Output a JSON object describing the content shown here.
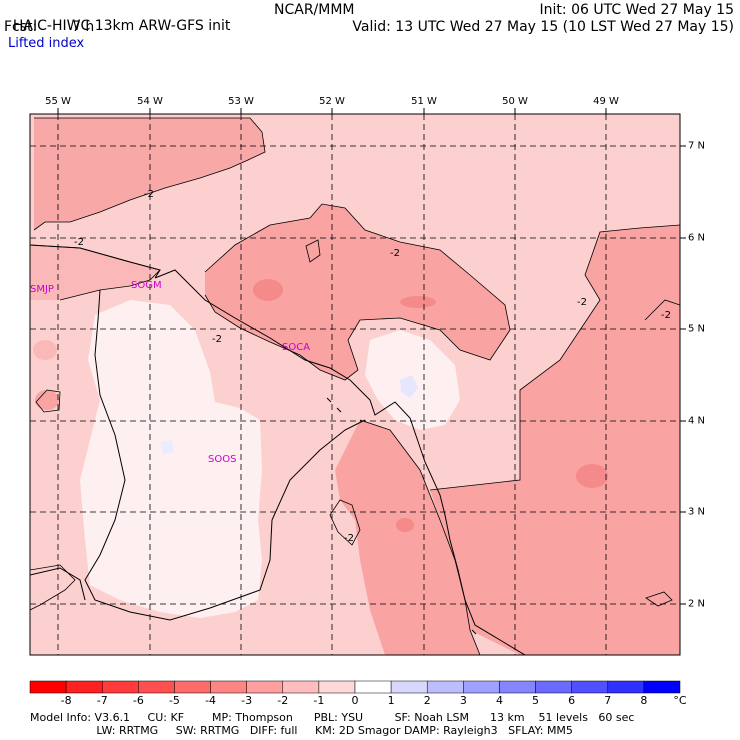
{
  "header": {
    "title": "HAIC-HIWC 13km ARW-GFS init",
    "org": "NCAR/MMM",
    "init": "Init: 06 UTC Wed 27 May 15",
    "fcst_label": "Fcst:",
    "fcst_value": "7 h",
    "valid": "Valid: 13 UTC Wed 27 May 15 (10 LST Wed 27 May 15)",
    "field": "Lifted index"
  },
  "map": {
    "lon_labels": [
      "55 W",
      "54 W",
      "53 W",
      "52 W",
      "51 W",
      "50 W",
      "49 W"
    ],
    "lat_labels": [
      "7 N",
      "6 N",
      "5 N",
      "4 N",
      "3 N",
      "2 N"
    ],
    "contour_labels": [
      "-2",
      "-2",
      "-2",
      "-2",
      "-2",
      "-2",
      "-2"
    ],
    "stations": [
      "SMJP",
      "SOGM",
      "SOCA",
      "SOOS"
    ],
    "colors": {
      "station": "#cc00cc",
      "bg_light": "#fdd0d0",
      "mid": "#f9a3a3",
      "dark": "#f58a8a",
      "near_zero": "#fef0f0"
    }
  },
  "colorbar": {
    "labels": [
      "-8",
      "-7",
      "-6",
      "-5",
      "-4",
      "-3",
      "-2",
      "-1",
      "0",
      "1",
      "2",
      "3",
      "4",
      "5",
      "6",
      "7",
      "8"
    ],
    "unit": "°C",
    "colors": [
      "#ff0000",
      "#ff2020",
      "#ff3b3b",
      "#ff5050",
      "#ff6a6a",
      "#ff8585",
      "#ffa0a0",
      "#ffbdbd",
      "#ffd8d8",
      "#ffffff",
      "#d8d8ff",
      "#bdbdff",
      "#a0a0ff",
      "#8585ff",
      "#6a6aff",
      "#5050ff",
      "#3030ff",
      "#0000ff"
    ]
  },
  "footer": {
    "line1": "Model Info: V3.6.1     CU: KF        MP: Thompson      PBL: YSU         SF: Noah LSM      13 km    51 levels   60 sec",
    "line2": "                   LW: RRTMG     SW: RRTMG   DIFF: full     KM: 2D Smagor DAMP: Rayleigh3   SFLAY: MM5"
  }
}
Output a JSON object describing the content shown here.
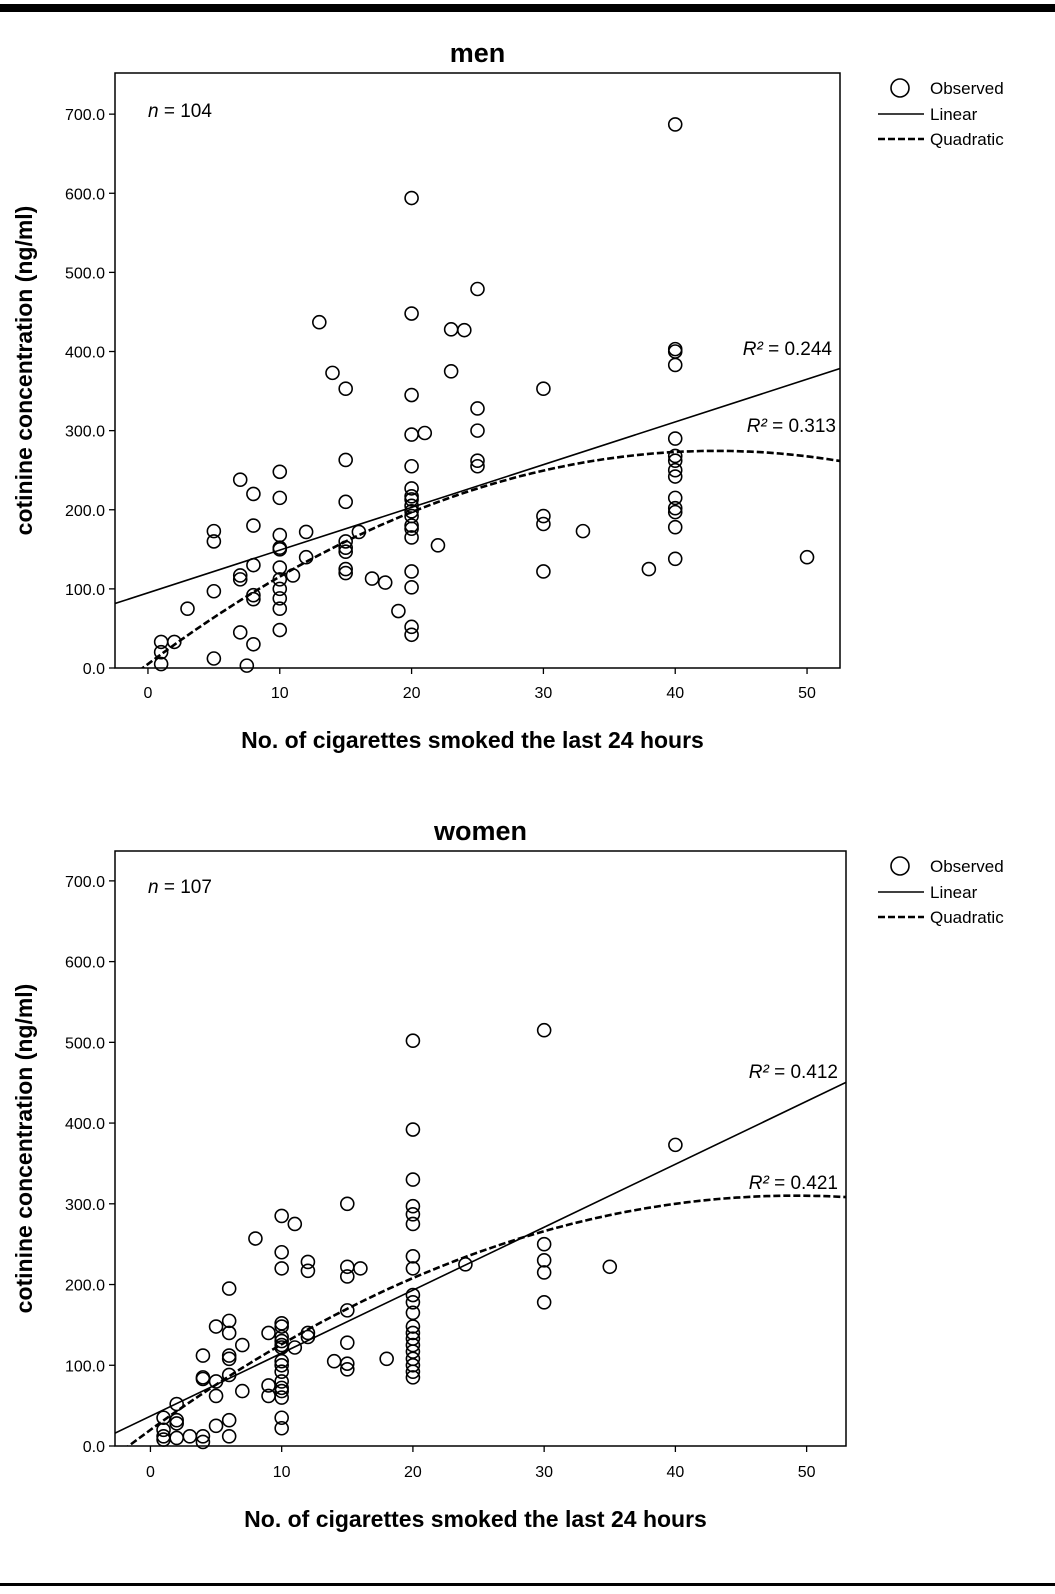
------------------------------
The records above are to be restated exactly, without their pictures.

### Solution
Output a JSON object describing the content shown here.
{
  "header": {
    "title": "HAIC-HIWC 13km ARW-GFS init",
    "org": "NCAR/MMM",
    "init": "Init: 06 UTC Wed 27 May 15",
    "fcst_label": "Fcst:",
    "fcst_value": "7 h",
    "valid": "Valid: 13 UTC Wed 27 May 15 (10 LST Wed 27 May 15)",
    "field": "Lifted index"
  },
  "map": {
    "lon_labels": [
      "55 W",
      "54 W",
      "53 W",
      "52 W",
      "51 W",
      "50 W",
      "49 W"
    ],
    "lat_labels": [
      "7 N",
      "6 N",
      "5 N",
      "4 N",
      "3 N",
      "2 N"
    ],
    "contour_labels": [
      "-2",
      "-2",
      "-2",
      "-2",
      "-2",
      "-2",
      "-2"
    ],
    "stations": [
      "SMJP",
      "SOGM",
      "SOCA",
      "SOOS"
    ],
    "colors": {
      "station": "#cc00cc",
      "bg_light": "#fdd0d0",
      "mid": "#f9a3a3",
      "dark": "#f58a8a",
      "near_zero": "#fef0f0"
    }
  },
  "colorbar": {
    "labels": [
      "-8",
      "-7",
      "-6",
      "-5",
      "-4",
      "-3",
      "-2",
      "-1",
      "0",
      "1",
      "2",
      "3",
      "4",
      "5",
      "6",
      "7",
      "8"
    ],
    "unit": "°C",
    "colors": [
      "#ff0000",
      "#ff2020",
      "#ff3b3b",
      "#ff5050",
      "#ff6a6a",
      "#ff8585",
      "#ffa0a0",
      "#ffbdbd",
      "#ffd8d8",
      "#ffffff",
      "#d8d8ff",
      "#bdbdff",
      "#a0a0ff",
      "#8585ff",
      "#6a6aff",
      "#5050ff",
      "#3030ff",
      "#0000ff"
    ]
  },
  "footer": {
    "line1": "Model Info: V3.6.1     CU: KF        MP: Thompson      PBL: YSU         SF: Noah LSM      13 km    51 levels   60 sec",
    "line2": "                   LW: RRTMG     SW: RRTMG   DIFF: full     KM: 2D Smagor DAMP: Rayleigh3   SFLAY: MM5"
  }
}
Output a JSON object describing the content shown here.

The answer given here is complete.